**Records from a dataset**
● ● ● ● ● ● ●

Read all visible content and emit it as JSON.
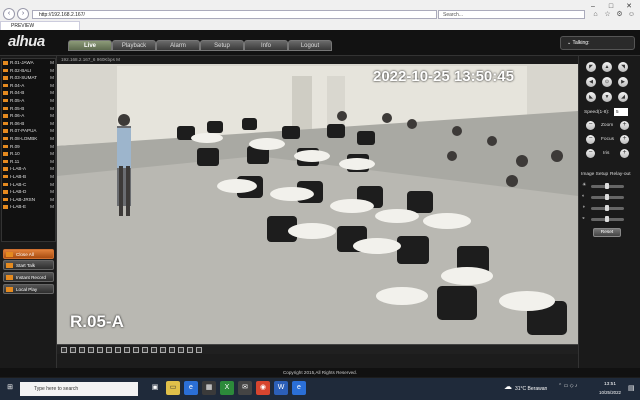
{
  "browser": {
    "url": "http://192.168.2.167/",
    "search_placeholder": "Search...",
    "tab_title": "PREVIEW"
  },
  "app": {
    "logo": "alhua",
    "nav_tabs": [
      {
        "label": "Live",
        "active": true
      },
      {
        "label": "Playback"
      },
      {
        "label": "Alarm"
      },
      {
        "label": "Setup"
      },
      {
        "label": "Info"
      },
      {
        "label": "Logout"
      }
    ],
    "talking_label": "Talking:"
  },
  "cameras": [
    "R.01-JAWA",
    "R.02-BALI",
    "R.03-SUMAT",
    "R.04-A",
    "R.04-B",
    "R.05-A",
    "R.05-B",
    "R.06-A",
    "R.06-B",
    "R.07-PAPUA",
    "R.08-LOMBK",
    "R.09",
    "R.10",
    "R.11",
    "I-LAB-A",
    "I-LAB-B",
    "I-LAB-C",
    "I-LAB-D",
    "I-LAB-JRSN",
    "I-LAB-E"
  ],
  "left_buttons": {
    "close_all": "Close All",
    "start_talk": "Start Talk",
    "instant_record": "Instant Record",
    "local_play": "Local Play"
  },
  "video": {
    "info": "192.168.2.167_6 960Kbps M",
    "timestamp": "2022-10-25 13:50:45",
    "channel_name": "R.05-A"
  },
  "ptz": {
    "speed_label": "Speed(1-8):",
    "speed_value": "5",
    "zoom": "Zoom",
    "focus": "Focus",
    "iris": "Iris"
  },
  "image_setup": {
    "tab1": "Image Setup",
    "tab2": "Relay-out",
    "reset": "Reset"
  },
  "footer": {
    "copyright": "Copyright 2015,All Rights Reserved."
  },
  "taskbar": {
    "search_placeholder": "Type here to search",
    "weather": "31°C  Berawan",
    "time": "13:51",
    "date": "10/25/2022"
  }
}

● ● ● ● ● ● ●

**Prompt**
Quote the entries in full. Any image among them is to be omitted from the copy.

**Task solution**
Read all visible content and emit it as JSON.
{
  "browser": {
    "url": "http://192.168.2.167/",
    "search_placeholder": "Search...",
    "tab_title": "PREVIEW"
  },
  "app": {
    "logo": "alhua",
    "nav_tabs": [
      {
        "label": "Live",
        "active": true
      },
      {
        "label": "Playback"
      },
      {
        "label": "Alarm"
      },
      {
        "label": "Setup"
      },
      {
        "label": "Info"
      },
      {
        "label": "Logout"
      }
    ],
    "talking_label": "Talking:"
  },
  "cameras": [
    "R.01-JAWA",
    "R.02-BALI",
    "R.03-SUMAT",
    "R.04-A",
    "R.04-B",
    "R.05-A",
    "R.05-B",
    "R.06-A",
    "R.06-B",
    "R.07-PAPUA",
    "R.08-LOMBK",
    "R.09",
    "R.10",
    "R.11",
    "I-LAB-A",
    "I-LAB-B",
    "I-LAB-C",
    "I-LAB-D",
    "I-LAB-JRSN",
    "I-LAB-E"
  ],
  "left_buttons": {
    "close_all": "Close All",
    "start_talk": "Start Talk",
    "instant_record": "Instant Record",
    "local_play": "Local Play"
  },
  "video": {
    "info": "192.168.2.167_6 960Kbps M",
    "timestamp": "2022-10-25 13:50:45",
    "channel_name": "R.05-A"
  },
  "ptz": {
    "speed_label": "Speed(1-8):",
    "speed_value": "5",
    "zoom": "Zoom",
    "focus": "Focus",
    "iris": "Iris"
  },
  "image_setup": {
    "tab1": "Image Setup",
    "tab2": "Relay-out",
    "reset": "Reset"
  },
  "footer": {
    "copyright": "Copyright 2015,All Rights Reserved."
  },
  "taskbar": {
    "search_placeholder": "Type here to search",
    "weather": "31°C  Berawan",
    "time": "13:51",
    "date": "10/25/2022"
  }
}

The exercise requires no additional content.